▼

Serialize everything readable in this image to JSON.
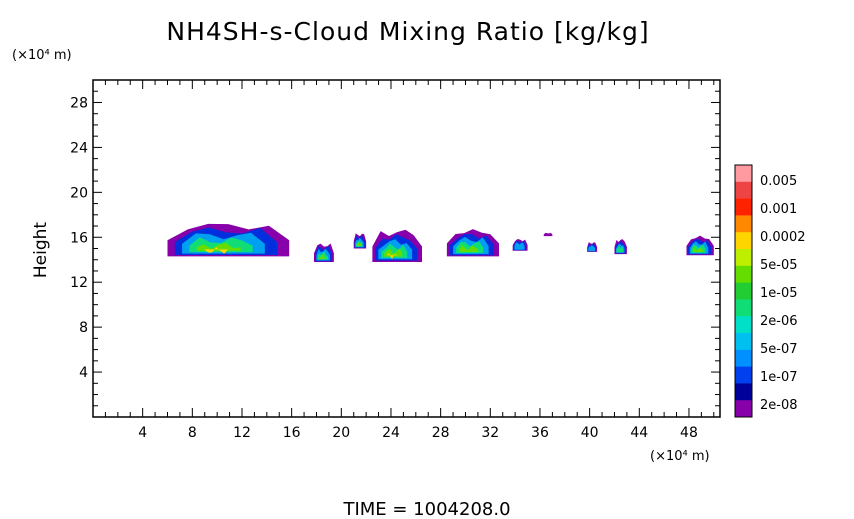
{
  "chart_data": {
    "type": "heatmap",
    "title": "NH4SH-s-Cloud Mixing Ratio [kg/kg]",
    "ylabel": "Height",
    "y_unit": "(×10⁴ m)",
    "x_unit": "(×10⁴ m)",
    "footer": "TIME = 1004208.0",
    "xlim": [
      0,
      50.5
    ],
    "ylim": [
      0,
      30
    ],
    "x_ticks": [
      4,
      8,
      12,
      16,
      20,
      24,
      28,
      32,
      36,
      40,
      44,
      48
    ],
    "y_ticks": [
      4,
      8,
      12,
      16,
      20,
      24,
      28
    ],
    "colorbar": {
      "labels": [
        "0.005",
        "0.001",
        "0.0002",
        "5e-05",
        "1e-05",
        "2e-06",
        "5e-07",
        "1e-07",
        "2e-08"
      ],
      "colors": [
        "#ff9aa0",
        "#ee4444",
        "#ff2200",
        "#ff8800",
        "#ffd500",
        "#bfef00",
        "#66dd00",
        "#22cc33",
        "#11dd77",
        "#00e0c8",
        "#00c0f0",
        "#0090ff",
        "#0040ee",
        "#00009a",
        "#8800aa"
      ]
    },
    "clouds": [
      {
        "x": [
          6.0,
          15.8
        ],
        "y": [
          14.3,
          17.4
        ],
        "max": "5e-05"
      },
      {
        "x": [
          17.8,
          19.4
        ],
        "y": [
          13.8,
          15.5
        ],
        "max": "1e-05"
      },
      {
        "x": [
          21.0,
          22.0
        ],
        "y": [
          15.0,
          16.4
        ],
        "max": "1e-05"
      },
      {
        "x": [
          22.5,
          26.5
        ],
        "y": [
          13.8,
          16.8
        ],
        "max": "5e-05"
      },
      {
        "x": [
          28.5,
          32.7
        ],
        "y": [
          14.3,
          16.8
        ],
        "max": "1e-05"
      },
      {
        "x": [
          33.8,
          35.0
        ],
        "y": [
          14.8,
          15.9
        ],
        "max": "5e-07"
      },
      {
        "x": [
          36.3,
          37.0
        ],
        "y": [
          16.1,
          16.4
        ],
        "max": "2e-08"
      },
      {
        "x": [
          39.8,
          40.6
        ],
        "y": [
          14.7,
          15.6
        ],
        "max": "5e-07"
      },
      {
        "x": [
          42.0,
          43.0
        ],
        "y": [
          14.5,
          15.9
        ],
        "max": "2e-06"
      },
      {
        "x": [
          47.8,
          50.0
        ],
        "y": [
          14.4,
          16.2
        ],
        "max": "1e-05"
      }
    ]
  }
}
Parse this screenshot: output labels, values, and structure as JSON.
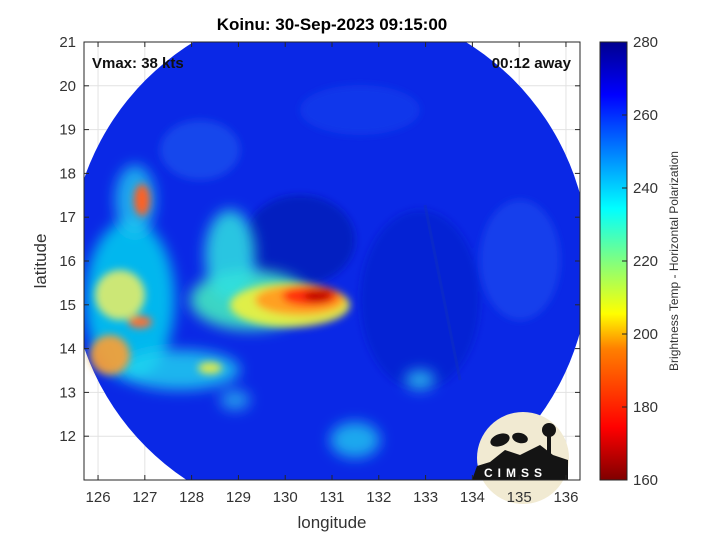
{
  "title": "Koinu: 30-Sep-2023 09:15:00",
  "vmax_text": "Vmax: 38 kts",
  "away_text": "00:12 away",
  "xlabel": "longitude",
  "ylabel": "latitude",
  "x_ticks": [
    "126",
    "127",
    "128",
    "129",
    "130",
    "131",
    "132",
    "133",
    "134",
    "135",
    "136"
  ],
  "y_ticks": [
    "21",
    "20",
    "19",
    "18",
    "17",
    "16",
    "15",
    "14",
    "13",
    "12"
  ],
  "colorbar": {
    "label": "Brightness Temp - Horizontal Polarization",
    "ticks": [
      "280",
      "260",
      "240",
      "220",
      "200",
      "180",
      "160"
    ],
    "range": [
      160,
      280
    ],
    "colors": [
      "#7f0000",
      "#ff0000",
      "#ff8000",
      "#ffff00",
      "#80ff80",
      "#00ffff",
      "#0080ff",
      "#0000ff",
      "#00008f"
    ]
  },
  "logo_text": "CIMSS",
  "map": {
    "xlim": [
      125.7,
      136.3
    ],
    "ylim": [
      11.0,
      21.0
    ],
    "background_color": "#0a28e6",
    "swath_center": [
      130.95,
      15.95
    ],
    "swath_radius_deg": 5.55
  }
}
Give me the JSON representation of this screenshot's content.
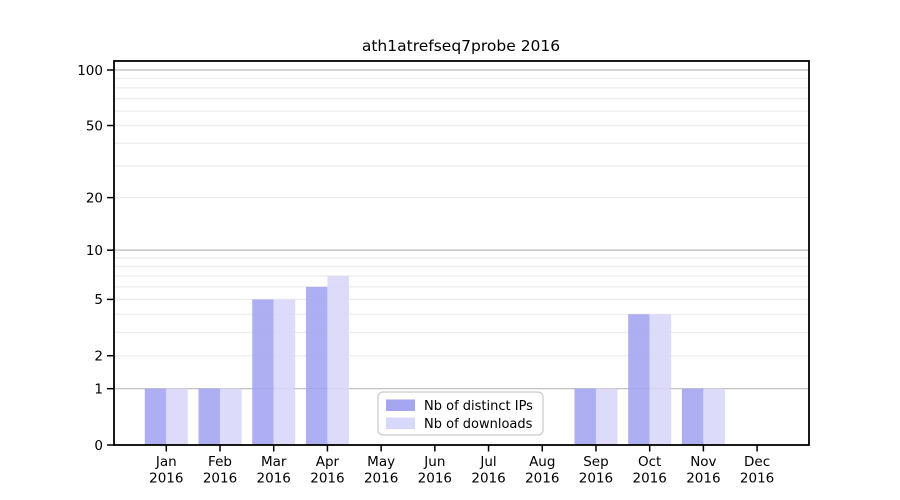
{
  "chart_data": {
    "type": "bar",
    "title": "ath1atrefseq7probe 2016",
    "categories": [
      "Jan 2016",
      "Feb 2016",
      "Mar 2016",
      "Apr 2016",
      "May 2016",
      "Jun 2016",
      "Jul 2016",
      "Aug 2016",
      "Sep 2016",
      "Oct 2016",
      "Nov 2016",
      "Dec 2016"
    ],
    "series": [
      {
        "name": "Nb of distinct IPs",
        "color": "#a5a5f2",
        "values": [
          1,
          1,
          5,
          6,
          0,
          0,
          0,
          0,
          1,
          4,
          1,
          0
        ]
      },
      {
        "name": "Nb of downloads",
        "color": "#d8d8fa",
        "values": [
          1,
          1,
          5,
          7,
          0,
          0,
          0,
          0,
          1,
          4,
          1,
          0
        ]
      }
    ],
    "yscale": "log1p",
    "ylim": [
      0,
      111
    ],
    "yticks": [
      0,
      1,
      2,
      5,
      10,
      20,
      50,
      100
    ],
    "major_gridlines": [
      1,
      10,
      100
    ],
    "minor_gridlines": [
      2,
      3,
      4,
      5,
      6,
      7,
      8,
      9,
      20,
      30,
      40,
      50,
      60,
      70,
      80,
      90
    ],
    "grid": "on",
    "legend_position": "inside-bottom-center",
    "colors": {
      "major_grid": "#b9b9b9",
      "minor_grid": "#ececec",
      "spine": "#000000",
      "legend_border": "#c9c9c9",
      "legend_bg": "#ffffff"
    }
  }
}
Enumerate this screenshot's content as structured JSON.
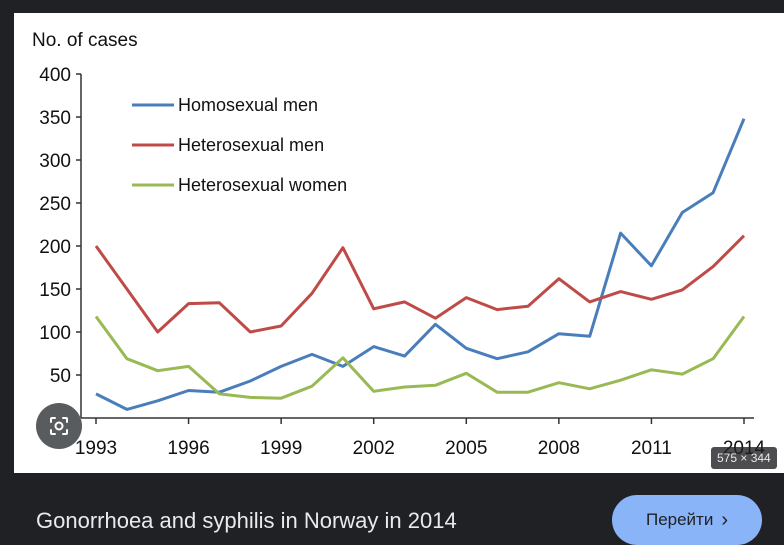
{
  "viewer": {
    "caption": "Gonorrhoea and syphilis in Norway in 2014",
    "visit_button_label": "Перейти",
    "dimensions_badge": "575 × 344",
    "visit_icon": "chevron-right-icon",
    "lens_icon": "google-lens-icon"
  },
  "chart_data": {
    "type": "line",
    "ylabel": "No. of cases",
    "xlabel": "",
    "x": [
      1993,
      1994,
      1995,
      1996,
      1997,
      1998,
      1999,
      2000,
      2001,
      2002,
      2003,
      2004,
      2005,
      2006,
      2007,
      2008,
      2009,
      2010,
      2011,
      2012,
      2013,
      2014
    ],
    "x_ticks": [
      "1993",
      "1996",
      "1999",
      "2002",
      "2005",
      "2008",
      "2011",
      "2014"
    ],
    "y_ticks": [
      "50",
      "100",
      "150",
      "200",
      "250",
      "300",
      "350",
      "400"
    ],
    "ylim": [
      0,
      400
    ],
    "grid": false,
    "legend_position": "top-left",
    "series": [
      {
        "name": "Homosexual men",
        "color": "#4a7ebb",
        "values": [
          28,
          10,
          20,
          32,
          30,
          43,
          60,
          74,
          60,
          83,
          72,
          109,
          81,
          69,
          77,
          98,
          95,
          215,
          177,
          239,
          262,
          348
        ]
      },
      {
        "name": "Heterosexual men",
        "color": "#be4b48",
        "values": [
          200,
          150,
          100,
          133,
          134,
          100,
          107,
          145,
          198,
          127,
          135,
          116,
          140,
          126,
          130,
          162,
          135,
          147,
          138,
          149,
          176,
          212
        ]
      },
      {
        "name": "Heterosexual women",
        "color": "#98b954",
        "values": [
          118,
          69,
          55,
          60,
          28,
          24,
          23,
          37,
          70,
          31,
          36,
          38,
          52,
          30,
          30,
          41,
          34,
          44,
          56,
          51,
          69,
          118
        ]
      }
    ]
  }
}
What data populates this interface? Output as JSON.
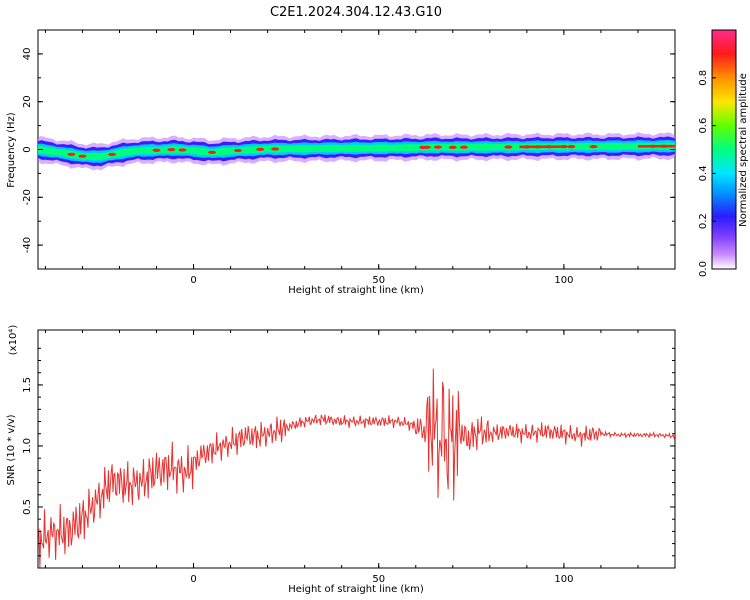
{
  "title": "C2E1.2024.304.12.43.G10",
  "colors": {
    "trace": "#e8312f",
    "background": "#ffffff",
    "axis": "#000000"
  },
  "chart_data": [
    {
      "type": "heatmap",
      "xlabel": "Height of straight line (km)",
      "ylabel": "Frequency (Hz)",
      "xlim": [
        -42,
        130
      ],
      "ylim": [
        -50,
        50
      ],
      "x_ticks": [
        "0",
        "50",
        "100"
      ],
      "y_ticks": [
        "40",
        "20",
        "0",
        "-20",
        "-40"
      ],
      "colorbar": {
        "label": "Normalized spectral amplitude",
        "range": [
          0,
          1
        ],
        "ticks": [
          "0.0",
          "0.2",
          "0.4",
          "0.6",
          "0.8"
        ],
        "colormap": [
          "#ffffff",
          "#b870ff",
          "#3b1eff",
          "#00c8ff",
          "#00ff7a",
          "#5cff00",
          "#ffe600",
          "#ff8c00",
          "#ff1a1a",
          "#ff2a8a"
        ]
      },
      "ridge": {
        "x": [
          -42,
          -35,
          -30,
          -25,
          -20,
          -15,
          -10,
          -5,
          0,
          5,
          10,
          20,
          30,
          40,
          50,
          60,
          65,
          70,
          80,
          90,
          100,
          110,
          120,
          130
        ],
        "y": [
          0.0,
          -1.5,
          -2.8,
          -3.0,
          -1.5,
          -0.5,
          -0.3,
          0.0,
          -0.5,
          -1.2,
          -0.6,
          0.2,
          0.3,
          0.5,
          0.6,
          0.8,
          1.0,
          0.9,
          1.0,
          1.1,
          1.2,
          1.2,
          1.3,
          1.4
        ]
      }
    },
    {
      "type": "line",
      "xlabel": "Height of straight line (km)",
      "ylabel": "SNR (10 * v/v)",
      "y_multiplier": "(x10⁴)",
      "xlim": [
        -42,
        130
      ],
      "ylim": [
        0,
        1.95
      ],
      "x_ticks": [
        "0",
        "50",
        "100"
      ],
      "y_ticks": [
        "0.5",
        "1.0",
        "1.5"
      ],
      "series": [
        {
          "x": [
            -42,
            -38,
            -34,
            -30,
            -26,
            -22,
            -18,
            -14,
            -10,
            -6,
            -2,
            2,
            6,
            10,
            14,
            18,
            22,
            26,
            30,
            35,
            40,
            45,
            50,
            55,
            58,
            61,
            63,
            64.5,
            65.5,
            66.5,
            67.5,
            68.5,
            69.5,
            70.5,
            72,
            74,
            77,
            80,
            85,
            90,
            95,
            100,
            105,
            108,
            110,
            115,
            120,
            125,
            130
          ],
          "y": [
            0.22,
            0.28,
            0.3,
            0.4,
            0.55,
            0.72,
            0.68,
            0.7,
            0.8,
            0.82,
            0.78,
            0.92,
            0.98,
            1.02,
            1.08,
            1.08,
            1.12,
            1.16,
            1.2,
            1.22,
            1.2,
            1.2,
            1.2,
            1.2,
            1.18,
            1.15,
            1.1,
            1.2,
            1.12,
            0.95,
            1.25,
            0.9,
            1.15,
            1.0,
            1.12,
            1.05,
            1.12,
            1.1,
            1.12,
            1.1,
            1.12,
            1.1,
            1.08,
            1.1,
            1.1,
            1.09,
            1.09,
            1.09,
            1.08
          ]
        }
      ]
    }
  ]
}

▲

# [The problem]
List the lines that contain the word "xlabel".

# [Output of the task]
  "xlabel": "longitude",
    "xlabel": "",
      "xlabel": "Height of straight line (km)",
      "xlabel": "Height of straight line (km)",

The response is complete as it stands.